• **Requirement**:
Leave out the images and repeat the listing below without a single change.

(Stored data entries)
........

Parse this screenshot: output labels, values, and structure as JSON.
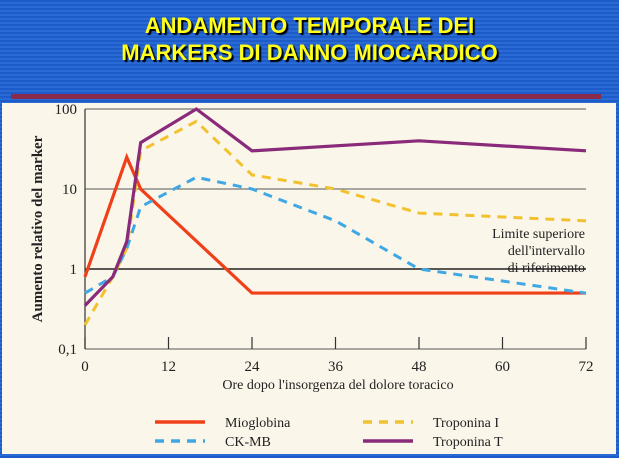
{
  "slide": {
    "title_line1": "ANDAMENTO TEMPORALE DEI",
    "title_line2": "MARKERS DI DANNO MIOCARDICO"
  },
  "chart_data": {
    "type": "line",
    "title": "",
    "xlabel": "Ore dopo l'insorgenza del dolore toracico",
    "ylabel": "Aumento relativo del marker",
    "xlim": [
      0,
      72
    ],
    "ylim": [
      0.1,
      100
    ],
    "yscale": "log",
    "xticks": [
      "0",
      "12",
      "24",
      "36",
      "48",
      "60",
      "72"
    ],
    "yticks": [
      "0,1",
      "1",
      "10",
      "100"
    ],
    "annotation": [
      "Limite superiore",
      "dell'intervallo",
      "di riferimento"
    ],
    "legend_position": "bottom",
    "series": [
      {
        "name": "Mioglobina",
        "color": "#f0401a",
        "dash": false,
        "x": [
          0,
          6,
          8,
          24,
          72
        ],
        "y": [
          0.8,
          25,
          10,
          0.5,
          0.5
        ]
      },
      {
        "name": "Troponina I",
        "color": "#f2c12e",
        "dash": true,
        "x": [
          0,
          4,
          6,
          8,
          16,
          24,
          36,
          48,
          72
        ],
        "y": [
          0.2,
          0.8,
          1.8,
          30,
          70,
          15,
          10,
          5,
          4
        ]
      },
      {
        "name": "CK-MB",
        "color": "#3fa8e4",
        "dash": true,
        "x": [
          0,
          4,
          6,
          8,
          16,
          24,
          36,
          48,
          72
        ],
        "y": [
          0.5,
          0.8,
          1.8,
          6,
          14,
          10,
          4,
          1,
          0.5
        ]
      },
      {
        "name": "Troponina T",
        "color": "#8a2a7a",
        "dash": false,
        "x": [
          0,
          4,
          6,
          8,
          16,
          24,
          48,
          72
        ],
        "y": [
          0.35,
          0.8,
          2.2,
          38,
          100,
          30,
          40,
          30
        ]
      }
    ]
  }
}
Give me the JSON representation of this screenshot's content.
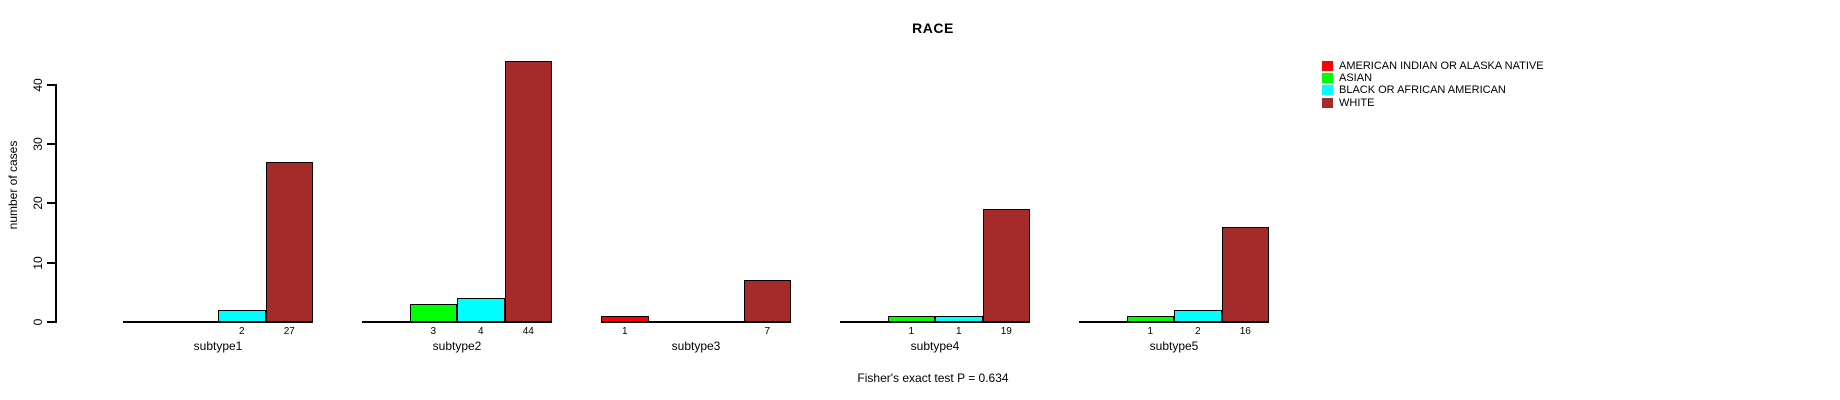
{
  "chart_data": {
    "type": "bar",
    "title": "RACE",
    "xlabel": "",
    "ylabel": "number of cases",
    "annotation": "Fisher's exact test P = 0.634",
    "axis_ticks": [
      0,
      10,
      20,
      30,
      40
    ],
    "ylim": [
      0,
      40
    ],
    "grid": false,
    "legend_position": "top-right",
    "bar_value_labels": "shown under each nonzero bar",
    "categories": [
      "subtype1",
      "subtype2",
      "subtype3",
      "subtype4",
      "subtype5"
    ],
    "series": [
      {
        "name": "AMERICAN INDIAN OR ALASKA NATIVE",
        "color": "#FF0000",
        "values": [
          0,
          0,
          1,
          0,
          0
        ]
      },
      {
        "name": "ASIAN",
        "color": "#00FF00",
        "values": [
          0,
          3,
          0,
          1,
          1
        ]
      },
      {
        "name": "BLACK OR AFRICAN AMERICAN",
        "color": "#00FFFF",
        "values": [
          2,
          4,
          0,
          1,
          2
        ]
      },
      {
        "name": "WHITE",
        "color": "#A52A2A",
        "values": [
          27,
          44,
          7,
          19,
          16
        ]
      }
    ]
  }
}
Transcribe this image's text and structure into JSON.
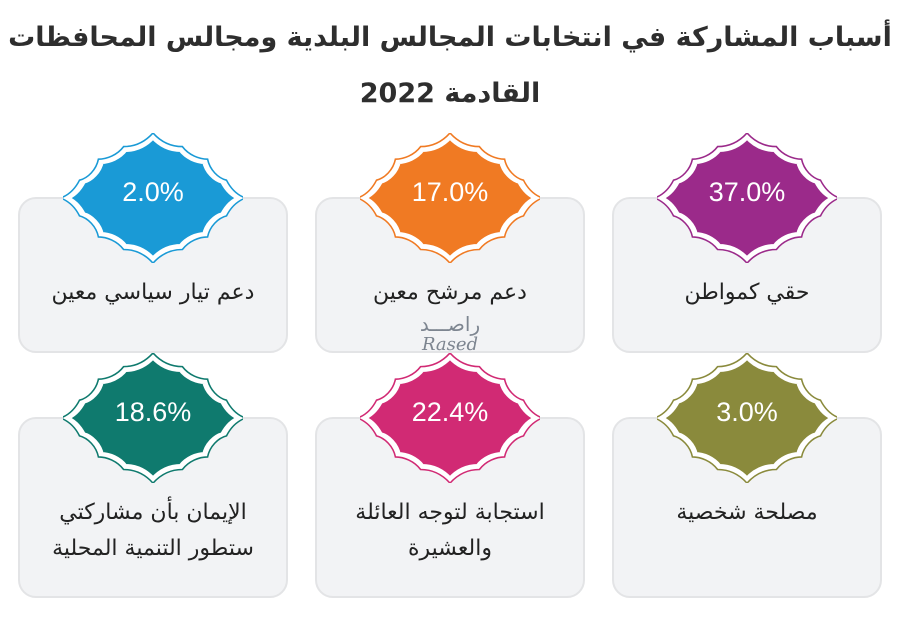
{
  "title": "أسباب المشاركة في انتخابات المجالس البلدية ومجالس المحافظات القادمة 2022",
  "watermark": {
    "arabic": "راصـــد",
    "latin": "Rased"
  },
  "chart_data": {
    "type": "infographic-cards",
    "title": "أسباب المشاركة في انتخابات المجالس البلدية ومجالس المحافظات القادمة 2022",
    "unit": "%",
    "items": [
      {
        "label": "حقي كمواطن",
        "value": 37.0,
        "display": "37.0%",
        "color": "#9b2a8a"
      },
      {
        "label": "دعم مرشح معين",
        "value": 17.0,
        "display": "17.0%",
        "color": "#f07a23"
      },
      {
        "label": "دعم تيار سياسي معين",
        "value": 2.0,
        "display": "2.0%",
        "color": "#1a9ad6"
      },
      {
        "label": "مصلحة شخصية",
        "value": 3.0,
        "display": "3.0%",
        "color": "#8a8a3c"
      },
      {
        "label": "استجابة لتوجه العائلة والعشيرة",
        "value": 22.4,
        "display": "22.4%",
        "color": "#d12a74"
      },
      {
        "label": "الإيمان بأن مشاركتي ستطور التنمية المحلية",
        "value": 18.6,
        "display": "18.6%",
        "color": "#0f7a6e"
      }
    ]
  }
}
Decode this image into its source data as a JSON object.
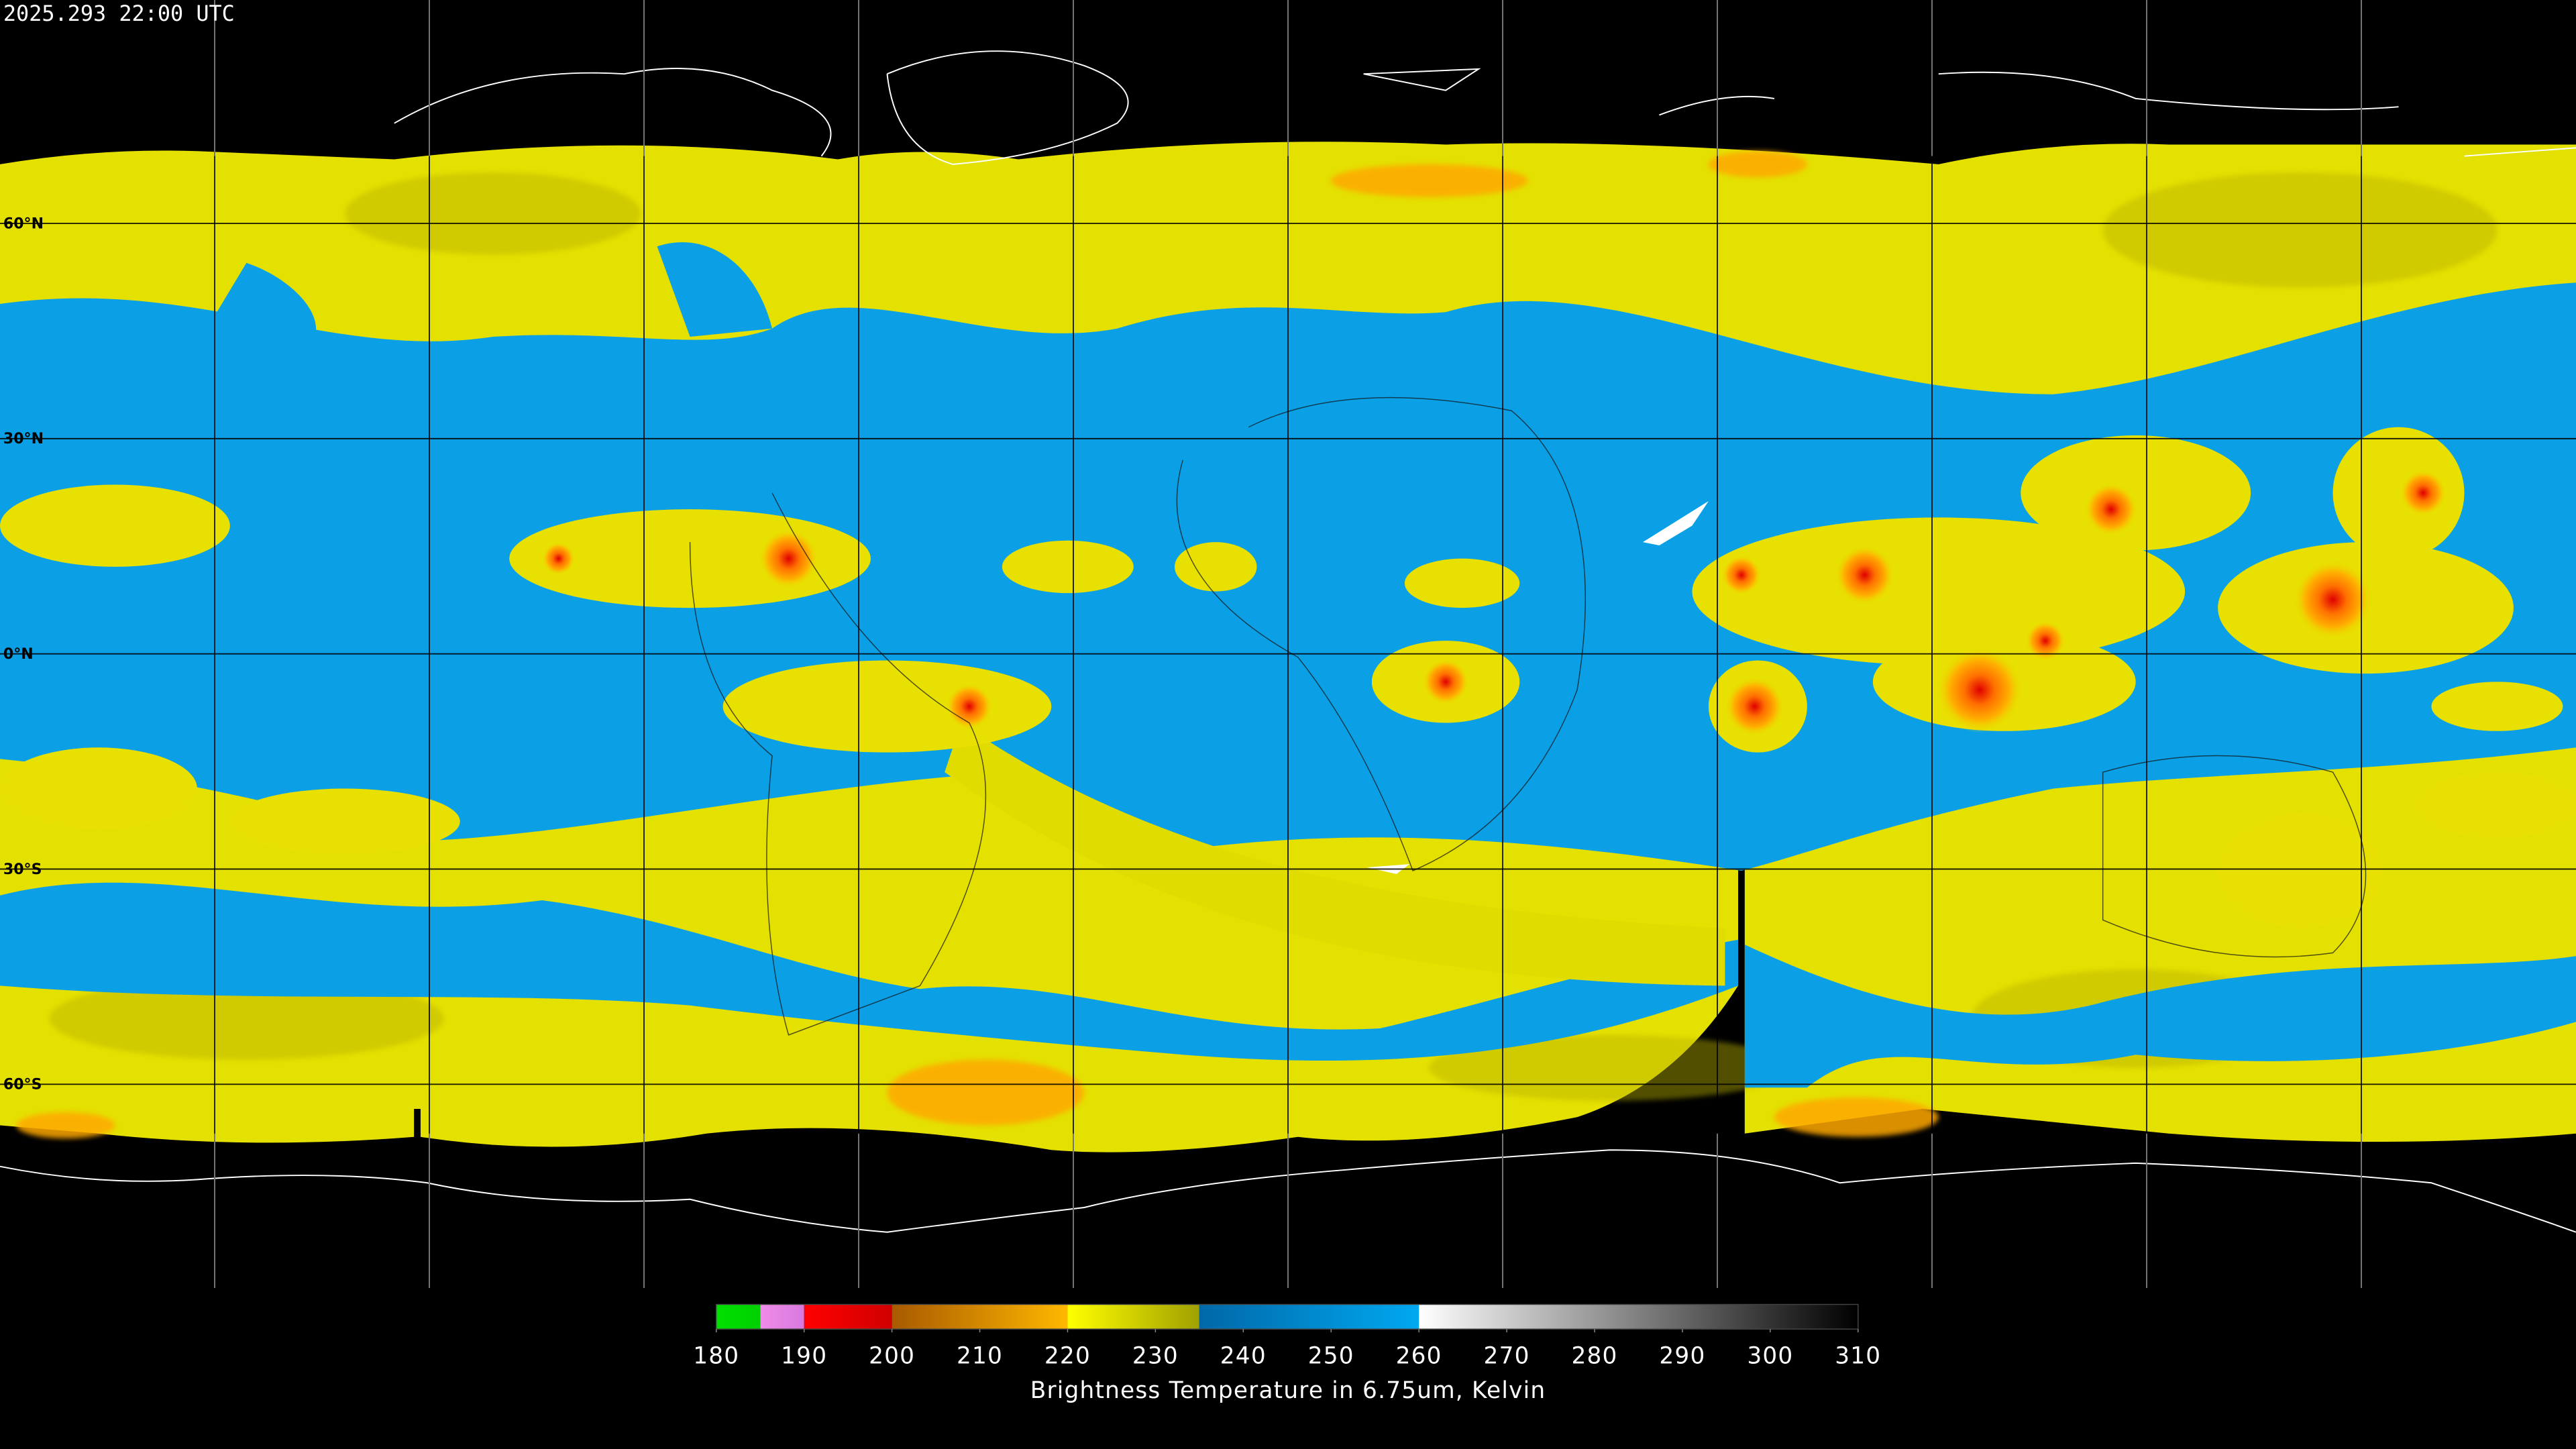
{
  "header": {
    "timestamp": "2025.293 22:00 UTC"
  },
  "map": {
    "latitude_labels": [
      "60°N",
      "30°N",
      "0°N",
      "30°S",
      "60°S"
    ]
  },
  "colorbar": {
    "range": [
      180,
      310
    ],
    "ticks": [
      180,
      190,
      200,
      210,
      220,
      230,
      240,
      250,
      260,
      270,
      280,
      290,
      300,
      310
    ],
    "segments": [
      {
        "from": 180,
        "to": 185,
        "colors": [
          "#00e000",
          "#00d000"
        ]
      },
      {
        "from": 185,
        "to": 190,
        "colors": [
          "#f08ce8",
          "#d878e0"
        ]
      },
      {
        "from": 190,
        "to": 200,
        "colors": [
          "#ff0000",
          "#d00000"
        ]
      },
      {
        "from": 200,
        "to": 220,
        "colors": [
          "#a85a00",
          "#ffb800"
        ]
      },
      {
        "from": 220,
        "to": 235,
        "colors": [
          "#ffff00",
          "#a0a000"
        ]
      },
      {
        "from": 235,
        "to": 260,
        "colors": [
          "#0068a8",
          "#00a8f0"
        ]
      },
      {
        "from": 260,
        "to": 310,
        "colors": [
          "#ffffff",
          "#000000"
        ]
      }
    ],
    "title": "Brightness Temperature in 6.75um, Kelvin"
  }
}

........

• **Solution to this task**:
Parse this screenshot: output labels, values, and structure as JSON.
{
  "slide": {
    "title_line1": "ANDAMENTO TEMPORALE DEI",
    "title_line2": "MARKERS DI DANNO MIOCARDICO"
  },
  "chart_data": {
    "type": "line",
    "title": "",
    "xlabel": "Ore dopo l'insorgenza del dolore toracico",
    "ylabel": "Aumento relativo del marker",
    "xlim": [
      0,
      72
    ],
    "ylim": [
      0.1,
      100
    ],
    "yscale": "log",
    "xticks": [
      "0",
      "12",
      "24",
      "36",
      "48",
      "60",
      "72"
    ],
    "yticks": [
      "0,1",
      "1",
      "10",
      "100"
    ],
    "annotation": [
      "Limite superiore",
      "dell'intervallo",
      "di riferimento"
    ],
    "legend_position": "bottom",
    "series": [
      {
        "name": "Mioglobina",
        "color": "#f0401a",
        "dash": false,
        "x": [
          0,
          6,
          8,
          24,
          72
        ],
        "y": [
          0.8,
          25,
          10,
          0.5,
          0.5
        ]
      },
      {
        "name": "Troponina I",
        "color": "#f2c12e",
        "dash": true,
        "x": [
          0,
          4,
          6,
          8,
          16,
          24,
          36,
          48,
          72
        ],
        "y": [
          0.2,
          0.8,
          1.8,
          30,
          70,
          15,
          10,
          5,
          4
        ]
      },
      {
        "name": "CK-MB",
        "color": "#3fa8e4",
        "dash": true,
        "x": [
          0,
          4,
          6,
          8,
          16,
          24,
          36,
          48,
          72
        ],
        "y": [
          0.5,
          0.8,
          1.8,
          6,
          14,
          10,
          4,
          1,
          0.5
        ]
      },
      {
        "name": "Troponina T",
        "color": "#8a2a7a",
        "dash": false,
        "x": [
          0,
          4,
          6,
          8,
          16,
          24,
          48,
          72
        ],
        "y": [
          0.35,
          0.8,
          2.2,
          38,
          100,
          30,
          40,
          30
        ]
      }
    ]
  }
}
Give me the JSON representation of this screenshot's content.
{
  "chart_data": {
    "type": "bar",
    "title": "RACE",
    "xlabel": "",
    "ylabel": "number of cases",
    "annotation": "Fisher's exact test P = 0.634",
    "axis_ticks": [
      0,
      10,
      20,
      30,
      40
    ],
    "ylim": [
      0,
      40
    ],
    "grid": false,
    "legend_position": "top-right",
    "bar_value_labels": "shown under each nonzero bar",
    "categories": [
      "subtype1",
      "subtype2",
      "subtype3",
      "subtype4",
      "subtype5"
    ],
    "series": [
      {
        "name": "AMERICAN INDIAN OR ALASKA NATIVE",
        "color": "#FF0000",
        "values": [
          0,
          0,
          1,
          0,
          0
        ]
      },
      {
        "name": "ASIAN",
        "color": "#00FF00",
        "values": [
          0,
          3,
          0,
          1,
          1
        ]
      },
      {
        "name": "BLACK OR AFRICAN AMERICAN",
        "color": "#00FFFF",
        "values": [
          2,
          4,
          0,
          1,
          2
        ]
      },
      {
        "name": "WHITE",
        "color": "#A52A2A",
        "values": [
          27,
          44,
          7,
          19,
          16
        ]
      }
    ]
  }
}
Transcribe this image's text and structure into JSON.
{
  "title": "أسباب المشاركة في انتخابات المجالس البلدية ومجالس المحافظات القادمة 2022",
  "watermark": {
    "arabic": "راصـــد",
    "latin": "Rased"
  },
  "chart_data": {
    "type": "infographic-cards",
    "title": "أسباب المشاركة في انتخابات المجالس البلدية ومجالس المحافظات القادمة 2022",
    "unit": "%",
    "items": [
      {
        "label": "حقي كمواطن",
        "value": 37.0,
        "display": "37.0%",
        "color": "#9b2a8a"
      },
      {
        "label": "دعم مرشح معين",
        "value": 17.0,
        "display": "17.0%",
        "color": "#f07a23"
      },
      {
        "label": "دعم تيار سياسي معين",
        "value": 2.0,
        "display": "2.0%",
        "color": "#1a9ad6"
      },
      {
        "label": "مصلحة شخصية",
        "value": 3.0,
        "display": "3.0%",
        "color": "#8a8a3c"
      },
      {
        "label": "استجابة لتوجه العائلة والعشيرة",
        "value": 22.4,
        "display": "22.4%",
        "color": "#d12a74"
      },
      {
        "label": "الإيمان بأن مشاركتي ستطور التنمية المحلية",
        "value": 18.6,
        "display": "18.6%",
        "color": "#0f7a6e"
      }
    ]
  }
}
Decode this image into its source data as a JSON object.
{
  "header": {
    "timestamp": "2025.293 22:00 UTC"
  },
  "map": {
    "latitude_labels": [
      "60°N",
      "30°N",
      "0°N",
      "30°S",
      "60°S"
    ]
  },
  "colorbar": {
    "range": [
      180,
      310
    ],
    "ticks": [
      180,
      190,
      200,
      210,
      220,
      230,
      240,
      250,
      260,
      270,
      280,
      290,
      300,
      310
    ],
    "segments": [
      {
        "from": 180,
        "to": 185,
        "colors": [
          "#00e000",
          "#00d000"
        ]
      },
      {
        "from": 185,
        "to": 190,
        "colors": [
          "#f08ce8",
          "#d878e0"
        ]
      },
      {
        "from": 190,
        "to": 200,
        "colors": [
          "#ff0000",
          "#d00000"
        ]
      },
      {
        "from": 200,
        "to": 220,
        "colors": [
          "#a85a00",
          "#ffb800"
        ]
      },
      {
        "from": 220,
        "to": 235,
        "colors": [
          "#ffff00",
          "#a0a000"
        ]
      },
      {
        "from": 235,
        "to": 260,
        "colors": [
          "#0068a8",
          "#00a8f0"
        ]
      },
      {
        "from": 260,
        "to": 310,
        "colors": [
          "#ffffff",
          "#000000"
        ]
      }
    ],
    "title": "Brightness Temperature in 6.75um, Kelvin"
  }
}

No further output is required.